DIRECTIONS FOR THIS TASK: Check every line of the material below for the string "находиться", and return the ones that have it.

RECORDS FOR THE EXERCISE:

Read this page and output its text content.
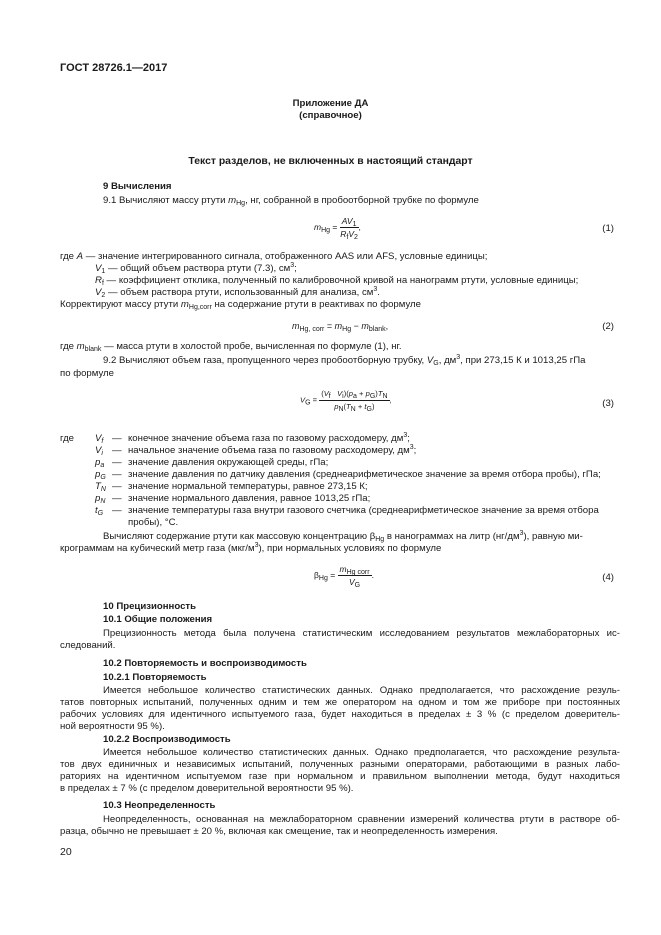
ГОСТ 28726.1—2017
Приложение ДА
(справочное)
Текст разделов, не включенных в настоящий стандарт
9 Вычисления
9.1 Вычисляют массу ртути $m_{Hg}$, нг, собранной в пробоотборной трубке по формуле
$m_{Hg} = \frac{AV_1}{R_fV_2}$ ,	(1)
где A — значение интегрированного сигнала, отображенного AAS или AFS, условные единицы;
$V_1$ — общий объем раствора ртути (7.3), $см^3$;
$R_f$ — коэффициент отклика, полученный по калибровочной кривой на нанограмм ртути, условные единицы;
$V_2$ — объем раствора ртути, использованный для анализа, $см^3$.
Корректируют массу ртути $m_{Hg,corr}$ на содержание ртути в реактивах по формуле
$m_{Hg, corr} = m_{Hg} - m_{blank}$,	(2)
где $m_{blank}$ — масса ртути в холостой пробе, вычисленная по формуле (1), нг.
9.2 Вычисляют объем газа, пропущенного через пробоотборную трубку, $V_G$, $дм^3$, при 273,15 К и 1013,25 гПа
по формуле
$V_G = \frac{(V_f V_i)(p_a + p_G)T_N}{p_N(T_N + t_G)}$ ,	(3)
где $V_f$ — конечное значение объема газа по газовому расходомеру, $дм^3$;
$V_i$ — начальное значение объема газа по газовому расходомеру, $дм^3$;
$p_a$ — значение давления окружающей среды, гПа;
$p_G$ — значение давления по датчику давления (среднеарифметическое значение за время отбора пробы), гПа;
$T_N$ — значение нормальной температуры, равное 273,15 К;
$p_N$ — значение нормального давления, равное 1013,25 гПа;
$t_G$ — значение температуры газа внутри газового счетчика (среднеарифметическое значение за время отбора
пробы), °С.
Вычисляют содержание ртути как массовую концентрацию $\beta_{Hg}$ в нанограммах на литр $(нг/дм^3)$, равную ми-
крограммам на кубический метр газа $(мкг/м^3)$, при нормальных условиях по формуле
$\beta_{Hg} = \frac{m_{Hg corr}}{V_G}$ .	(4)
10 Прецизионность
10.1 Общие положения
Прецизионность метода была получена статистическим исследованием результатов межлабораторных ис-
следований.
10.2 Повторяемость и воспроизводимость
10.2.1 Повторяемость
Имеется небольшое количество статистических данных. Однако предполагается, что расхождение резуль-
татов повторных испытаний, полученных одним и тем же оператором на одном и том же приборе при постоянных
рабочих условиях для идентичного испытуемого газа, будет находиться в пределах ± 3 % (с пределом доверитель-
ной вероятности 95 %).
10.2.2 Воспроизводимость
Имеется небольшое количество статистических данных. Однако предполагается, что расхождение результа-
тов двух единичных и независимых испытаний, полученных разными операторами, работающими в разных лабо-
раториях на идентичном испытуемом газе при нормальном и правильном выполнении метода, будут находиться
в пределах ± 7 % (с пределом доверительной вероятности 95 %).
10.3 Неопределенность
Неопределенность, основанная на межлабораторном сравнении измерений количества ртути в растворе об-
разца, обычно не превышает ± 20 %, включая как смещение, так и неопределенность измерения.
20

EXPECTED ANSWER:
рабочих условиях для идентичного испытуемого газа, будет находиться в пределах ± 3 % (с пределом доверитель-
раториях на идентичном испытуемом газе при нормальном и правильном выполнении метода, будут находиться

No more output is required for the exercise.